■ Information supplied
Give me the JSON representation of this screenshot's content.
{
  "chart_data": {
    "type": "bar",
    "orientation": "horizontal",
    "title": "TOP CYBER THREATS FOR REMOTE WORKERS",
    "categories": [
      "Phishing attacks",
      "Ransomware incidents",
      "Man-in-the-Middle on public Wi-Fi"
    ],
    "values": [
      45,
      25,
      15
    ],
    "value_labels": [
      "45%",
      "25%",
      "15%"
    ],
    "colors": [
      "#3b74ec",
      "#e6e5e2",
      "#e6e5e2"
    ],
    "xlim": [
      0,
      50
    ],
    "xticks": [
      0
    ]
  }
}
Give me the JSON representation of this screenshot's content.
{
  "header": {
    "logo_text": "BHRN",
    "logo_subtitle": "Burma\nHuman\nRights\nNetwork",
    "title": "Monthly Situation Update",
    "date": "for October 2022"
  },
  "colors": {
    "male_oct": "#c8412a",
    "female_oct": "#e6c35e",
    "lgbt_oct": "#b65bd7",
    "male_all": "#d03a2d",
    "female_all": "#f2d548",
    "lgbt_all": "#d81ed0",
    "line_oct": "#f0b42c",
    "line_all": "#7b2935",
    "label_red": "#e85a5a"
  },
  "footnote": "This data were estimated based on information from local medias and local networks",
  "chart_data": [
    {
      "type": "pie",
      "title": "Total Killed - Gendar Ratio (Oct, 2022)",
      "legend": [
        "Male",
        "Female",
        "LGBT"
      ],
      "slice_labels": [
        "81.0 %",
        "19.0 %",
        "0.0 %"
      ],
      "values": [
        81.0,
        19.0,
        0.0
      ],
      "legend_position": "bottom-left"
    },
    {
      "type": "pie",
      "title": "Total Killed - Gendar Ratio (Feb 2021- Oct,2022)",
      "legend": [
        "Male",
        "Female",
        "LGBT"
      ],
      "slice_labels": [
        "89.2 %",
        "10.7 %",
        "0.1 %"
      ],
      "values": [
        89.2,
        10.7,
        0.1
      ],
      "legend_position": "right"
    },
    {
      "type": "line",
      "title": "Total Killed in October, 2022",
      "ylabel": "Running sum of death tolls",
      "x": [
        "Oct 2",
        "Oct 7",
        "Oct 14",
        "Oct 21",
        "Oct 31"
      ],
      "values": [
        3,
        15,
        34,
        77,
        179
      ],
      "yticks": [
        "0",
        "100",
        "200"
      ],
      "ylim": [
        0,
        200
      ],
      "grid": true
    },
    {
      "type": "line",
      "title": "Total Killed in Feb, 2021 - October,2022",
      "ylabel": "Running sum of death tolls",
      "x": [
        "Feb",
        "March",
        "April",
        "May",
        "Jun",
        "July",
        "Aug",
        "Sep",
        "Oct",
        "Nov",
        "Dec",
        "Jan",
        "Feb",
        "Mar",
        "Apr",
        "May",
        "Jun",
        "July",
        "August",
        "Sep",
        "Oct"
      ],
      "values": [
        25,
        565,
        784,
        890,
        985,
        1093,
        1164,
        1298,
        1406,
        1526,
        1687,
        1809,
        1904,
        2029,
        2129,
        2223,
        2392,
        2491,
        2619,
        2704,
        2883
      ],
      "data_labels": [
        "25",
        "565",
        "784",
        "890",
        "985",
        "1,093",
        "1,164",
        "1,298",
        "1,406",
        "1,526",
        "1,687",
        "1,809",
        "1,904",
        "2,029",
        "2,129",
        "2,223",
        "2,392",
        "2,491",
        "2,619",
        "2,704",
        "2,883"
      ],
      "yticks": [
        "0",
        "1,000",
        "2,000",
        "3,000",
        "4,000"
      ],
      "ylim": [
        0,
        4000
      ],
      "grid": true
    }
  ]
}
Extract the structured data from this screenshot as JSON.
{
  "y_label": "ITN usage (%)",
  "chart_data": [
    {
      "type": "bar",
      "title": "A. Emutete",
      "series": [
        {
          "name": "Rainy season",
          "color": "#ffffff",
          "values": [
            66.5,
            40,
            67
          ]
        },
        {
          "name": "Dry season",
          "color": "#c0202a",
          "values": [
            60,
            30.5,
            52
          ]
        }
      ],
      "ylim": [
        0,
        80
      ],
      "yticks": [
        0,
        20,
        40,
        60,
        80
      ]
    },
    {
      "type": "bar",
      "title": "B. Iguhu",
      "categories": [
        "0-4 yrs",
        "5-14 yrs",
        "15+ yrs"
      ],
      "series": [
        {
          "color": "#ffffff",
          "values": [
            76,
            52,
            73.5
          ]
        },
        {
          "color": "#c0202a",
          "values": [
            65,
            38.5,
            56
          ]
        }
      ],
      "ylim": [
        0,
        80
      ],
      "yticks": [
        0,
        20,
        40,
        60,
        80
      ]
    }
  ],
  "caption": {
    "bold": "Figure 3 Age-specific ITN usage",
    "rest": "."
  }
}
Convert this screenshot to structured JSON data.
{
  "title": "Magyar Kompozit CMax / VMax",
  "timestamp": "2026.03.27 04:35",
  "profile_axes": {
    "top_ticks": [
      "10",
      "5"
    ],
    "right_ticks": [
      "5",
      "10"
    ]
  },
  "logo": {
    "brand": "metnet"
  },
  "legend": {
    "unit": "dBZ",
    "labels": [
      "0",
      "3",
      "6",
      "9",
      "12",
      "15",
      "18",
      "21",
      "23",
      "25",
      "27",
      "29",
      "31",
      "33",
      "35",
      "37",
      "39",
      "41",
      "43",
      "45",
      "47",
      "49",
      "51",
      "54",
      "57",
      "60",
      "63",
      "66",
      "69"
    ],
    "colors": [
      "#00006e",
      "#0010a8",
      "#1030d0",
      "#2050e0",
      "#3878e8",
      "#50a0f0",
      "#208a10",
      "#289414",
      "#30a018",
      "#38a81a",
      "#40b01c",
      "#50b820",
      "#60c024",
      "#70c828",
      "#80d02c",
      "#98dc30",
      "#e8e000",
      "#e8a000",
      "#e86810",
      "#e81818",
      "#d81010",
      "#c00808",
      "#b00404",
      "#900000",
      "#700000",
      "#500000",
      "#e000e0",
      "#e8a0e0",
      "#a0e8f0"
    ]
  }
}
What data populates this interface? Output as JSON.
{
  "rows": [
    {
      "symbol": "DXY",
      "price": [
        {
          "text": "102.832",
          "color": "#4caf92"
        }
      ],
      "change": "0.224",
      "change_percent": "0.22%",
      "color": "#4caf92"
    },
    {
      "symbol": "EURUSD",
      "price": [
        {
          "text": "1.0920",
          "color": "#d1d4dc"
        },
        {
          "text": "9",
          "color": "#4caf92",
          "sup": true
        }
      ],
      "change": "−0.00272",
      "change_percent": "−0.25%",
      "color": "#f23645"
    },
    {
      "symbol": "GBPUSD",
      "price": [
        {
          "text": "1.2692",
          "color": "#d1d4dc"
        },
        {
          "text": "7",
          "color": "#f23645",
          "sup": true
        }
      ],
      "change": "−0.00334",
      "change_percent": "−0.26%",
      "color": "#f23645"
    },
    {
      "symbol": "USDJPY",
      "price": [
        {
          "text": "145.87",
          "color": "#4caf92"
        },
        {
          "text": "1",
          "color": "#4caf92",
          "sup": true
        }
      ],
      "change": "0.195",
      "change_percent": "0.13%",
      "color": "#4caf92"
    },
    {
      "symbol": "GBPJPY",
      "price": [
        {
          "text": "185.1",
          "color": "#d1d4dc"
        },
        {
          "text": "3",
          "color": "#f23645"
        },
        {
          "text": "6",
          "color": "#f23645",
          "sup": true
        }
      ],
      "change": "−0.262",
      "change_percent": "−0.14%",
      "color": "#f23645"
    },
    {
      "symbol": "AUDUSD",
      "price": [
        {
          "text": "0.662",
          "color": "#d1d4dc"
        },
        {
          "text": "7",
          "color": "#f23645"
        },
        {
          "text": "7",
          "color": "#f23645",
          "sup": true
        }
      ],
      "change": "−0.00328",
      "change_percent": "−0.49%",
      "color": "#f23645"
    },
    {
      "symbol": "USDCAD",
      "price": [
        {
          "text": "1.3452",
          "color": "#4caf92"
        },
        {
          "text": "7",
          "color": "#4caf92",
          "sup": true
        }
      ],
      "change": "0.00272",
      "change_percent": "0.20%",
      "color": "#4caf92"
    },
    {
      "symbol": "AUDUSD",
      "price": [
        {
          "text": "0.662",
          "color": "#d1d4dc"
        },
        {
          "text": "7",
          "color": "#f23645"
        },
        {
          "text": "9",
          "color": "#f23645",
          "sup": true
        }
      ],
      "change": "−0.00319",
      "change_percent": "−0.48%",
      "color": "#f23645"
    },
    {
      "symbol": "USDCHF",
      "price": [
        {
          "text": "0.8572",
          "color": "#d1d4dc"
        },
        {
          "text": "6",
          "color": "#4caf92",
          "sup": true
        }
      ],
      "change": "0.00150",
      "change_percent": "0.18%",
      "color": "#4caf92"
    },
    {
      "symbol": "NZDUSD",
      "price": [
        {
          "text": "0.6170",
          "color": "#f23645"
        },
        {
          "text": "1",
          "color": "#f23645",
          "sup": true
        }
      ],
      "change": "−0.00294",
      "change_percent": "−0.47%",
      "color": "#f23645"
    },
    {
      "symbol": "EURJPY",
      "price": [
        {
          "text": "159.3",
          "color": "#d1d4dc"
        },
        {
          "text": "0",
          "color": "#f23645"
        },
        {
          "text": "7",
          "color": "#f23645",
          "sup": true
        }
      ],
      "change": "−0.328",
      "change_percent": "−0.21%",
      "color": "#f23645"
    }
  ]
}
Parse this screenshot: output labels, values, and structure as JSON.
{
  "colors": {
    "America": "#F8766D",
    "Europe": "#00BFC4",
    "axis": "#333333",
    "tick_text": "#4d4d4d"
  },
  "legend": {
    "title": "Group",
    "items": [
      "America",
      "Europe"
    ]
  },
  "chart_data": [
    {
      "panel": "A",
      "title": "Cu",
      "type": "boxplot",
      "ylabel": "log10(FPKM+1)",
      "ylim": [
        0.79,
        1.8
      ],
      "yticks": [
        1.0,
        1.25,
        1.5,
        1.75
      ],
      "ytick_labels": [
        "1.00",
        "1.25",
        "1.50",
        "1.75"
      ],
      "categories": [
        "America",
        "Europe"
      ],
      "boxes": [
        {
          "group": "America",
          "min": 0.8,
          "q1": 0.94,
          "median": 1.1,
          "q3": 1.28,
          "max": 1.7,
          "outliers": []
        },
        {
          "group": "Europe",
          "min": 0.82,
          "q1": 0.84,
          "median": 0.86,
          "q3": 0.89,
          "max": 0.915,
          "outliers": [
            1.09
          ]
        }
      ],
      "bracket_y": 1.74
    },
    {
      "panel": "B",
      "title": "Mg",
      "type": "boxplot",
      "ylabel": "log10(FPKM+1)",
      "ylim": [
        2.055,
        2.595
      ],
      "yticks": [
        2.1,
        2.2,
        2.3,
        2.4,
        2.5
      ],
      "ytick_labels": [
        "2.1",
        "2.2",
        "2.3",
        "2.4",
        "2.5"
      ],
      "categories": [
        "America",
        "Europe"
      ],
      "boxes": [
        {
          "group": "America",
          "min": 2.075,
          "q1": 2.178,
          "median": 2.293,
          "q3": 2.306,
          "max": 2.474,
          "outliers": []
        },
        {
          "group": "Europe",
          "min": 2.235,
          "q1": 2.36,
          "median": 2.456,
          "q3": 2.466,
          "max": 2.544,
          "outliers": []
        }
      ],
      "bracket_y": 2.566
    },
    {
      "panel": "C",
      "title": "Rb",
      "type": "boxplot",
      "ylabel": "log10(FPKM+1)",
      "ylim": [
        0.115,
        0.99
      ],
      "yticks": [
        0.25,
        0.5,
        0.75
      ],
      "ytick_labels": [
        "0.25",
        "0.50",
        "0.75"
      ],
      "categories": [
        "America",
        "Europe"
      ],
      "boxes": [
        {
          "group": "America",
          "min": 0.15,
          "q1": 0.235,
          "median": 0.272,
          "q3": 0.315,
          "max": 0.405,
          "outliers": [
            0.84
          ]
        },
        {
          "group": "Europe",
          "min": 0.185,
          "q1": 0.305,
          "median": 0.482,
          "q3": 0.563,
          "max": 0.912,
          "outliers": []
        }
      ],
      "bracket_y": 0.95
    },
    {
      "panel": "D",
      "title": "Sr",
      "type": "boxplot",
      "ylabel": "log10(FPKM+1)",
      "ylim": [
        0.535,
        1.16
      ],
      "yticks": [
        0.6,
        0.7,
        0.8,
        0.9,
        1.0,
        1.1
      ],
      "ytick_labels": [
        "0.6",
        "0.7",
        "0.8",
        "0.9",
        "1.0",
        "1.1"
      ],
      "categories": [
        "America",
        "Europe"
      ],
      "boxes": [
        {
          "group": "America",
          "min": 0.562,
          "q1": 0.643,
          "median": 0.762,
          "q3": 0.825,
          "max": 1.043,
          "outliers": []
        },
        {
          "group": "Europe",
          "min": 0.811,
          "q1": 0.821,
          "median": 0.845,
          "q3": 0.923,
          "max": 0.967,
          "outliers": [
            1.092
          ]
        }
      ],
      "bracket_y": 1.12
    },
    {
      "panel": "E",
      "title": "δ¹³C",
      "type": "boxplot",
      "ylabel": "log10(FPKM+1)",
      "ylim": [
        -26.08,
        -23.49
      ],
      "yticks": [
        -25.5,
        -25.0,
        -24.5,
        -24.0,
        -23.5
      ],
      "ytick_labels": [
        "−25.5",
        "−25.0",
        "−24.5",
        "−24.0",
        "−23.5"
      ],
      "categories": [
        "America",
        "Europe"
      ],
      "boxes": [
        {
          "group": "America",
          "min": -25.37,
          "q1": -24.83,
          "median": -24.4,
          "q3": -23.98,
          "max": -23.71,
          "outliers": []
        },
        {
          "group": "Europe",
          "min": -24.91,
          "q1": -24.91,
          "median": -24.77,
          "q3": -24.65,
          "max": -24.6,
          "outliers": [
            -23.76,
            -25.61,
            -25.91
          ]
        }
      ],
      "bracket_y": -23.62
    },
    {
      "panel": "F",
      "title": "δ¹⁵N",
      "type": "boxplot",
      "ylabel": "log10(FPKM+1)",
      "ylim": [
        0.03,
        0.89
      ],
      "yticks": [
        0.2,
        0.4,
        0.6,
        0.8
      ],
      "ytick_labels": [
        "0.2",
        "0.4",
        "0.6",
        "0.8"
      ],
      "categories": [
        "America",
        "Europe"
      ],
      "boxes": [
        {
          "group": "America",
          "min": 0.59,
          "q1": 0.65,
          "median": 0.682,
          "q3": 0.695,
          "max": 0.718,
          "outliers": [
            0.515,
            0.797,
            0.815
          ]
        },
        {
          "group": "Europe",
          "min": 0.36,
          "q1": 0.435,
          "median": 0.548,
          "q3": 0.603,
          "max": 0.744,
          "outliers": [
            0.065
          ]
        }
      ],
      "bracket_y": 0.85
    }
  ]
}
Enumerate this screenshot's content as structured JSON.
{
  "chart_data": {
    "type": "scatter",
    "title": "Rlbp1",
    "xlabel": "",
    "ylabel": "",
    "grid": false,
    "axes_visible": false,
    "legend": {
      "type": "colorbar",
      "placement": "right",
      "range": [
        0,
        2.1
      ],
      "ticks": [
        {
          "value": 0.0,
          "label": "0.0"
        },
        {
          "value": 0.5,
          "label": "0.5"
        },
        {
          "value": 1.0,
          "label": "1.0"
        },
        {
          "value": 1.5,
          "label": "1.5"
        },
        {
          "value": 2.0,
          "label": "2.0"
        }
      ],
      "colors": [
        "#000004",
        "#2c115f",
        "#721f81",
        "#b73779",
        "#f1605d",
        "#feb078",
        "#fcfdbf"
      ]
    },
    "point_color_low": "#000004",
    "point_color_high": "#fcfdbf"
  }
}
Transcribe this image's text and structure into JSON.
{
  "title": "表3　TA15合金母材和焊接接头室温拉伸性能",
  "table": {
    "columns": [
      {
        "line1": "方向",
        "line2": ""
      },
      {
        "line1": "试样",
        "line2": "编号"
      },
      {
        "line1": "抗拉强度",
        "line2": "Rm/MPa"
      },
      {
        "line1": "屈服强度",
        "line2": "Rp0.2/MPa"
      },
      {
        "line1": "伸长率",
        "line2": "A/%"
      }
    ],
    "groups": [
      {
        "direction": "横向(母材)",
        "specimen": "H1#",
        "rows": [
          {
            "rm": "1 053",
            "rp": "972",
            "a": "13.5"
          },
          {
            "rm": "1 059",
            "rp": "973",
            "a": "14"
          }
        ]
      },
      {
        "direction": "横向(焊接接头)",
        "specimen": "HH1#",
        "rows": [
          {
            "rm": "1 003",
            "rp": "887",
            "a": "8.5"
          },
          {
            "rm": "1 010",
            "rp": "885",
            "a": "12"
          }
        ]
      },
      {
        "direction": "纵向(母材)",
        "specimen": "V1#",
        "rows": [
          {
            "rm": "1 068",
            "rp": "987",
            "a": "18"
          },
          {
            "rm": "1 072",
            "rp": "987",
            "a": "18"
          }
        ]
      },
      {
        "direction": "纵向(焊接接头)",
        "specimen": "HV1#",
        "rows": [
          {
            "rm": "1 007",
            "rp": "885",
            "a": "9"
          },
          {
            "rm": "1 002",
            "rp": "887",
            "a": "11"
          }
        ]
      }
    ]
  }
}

■ Given task
Answer with one number: how many lines of the entries above include the word "symbol".

■ Result of the task
11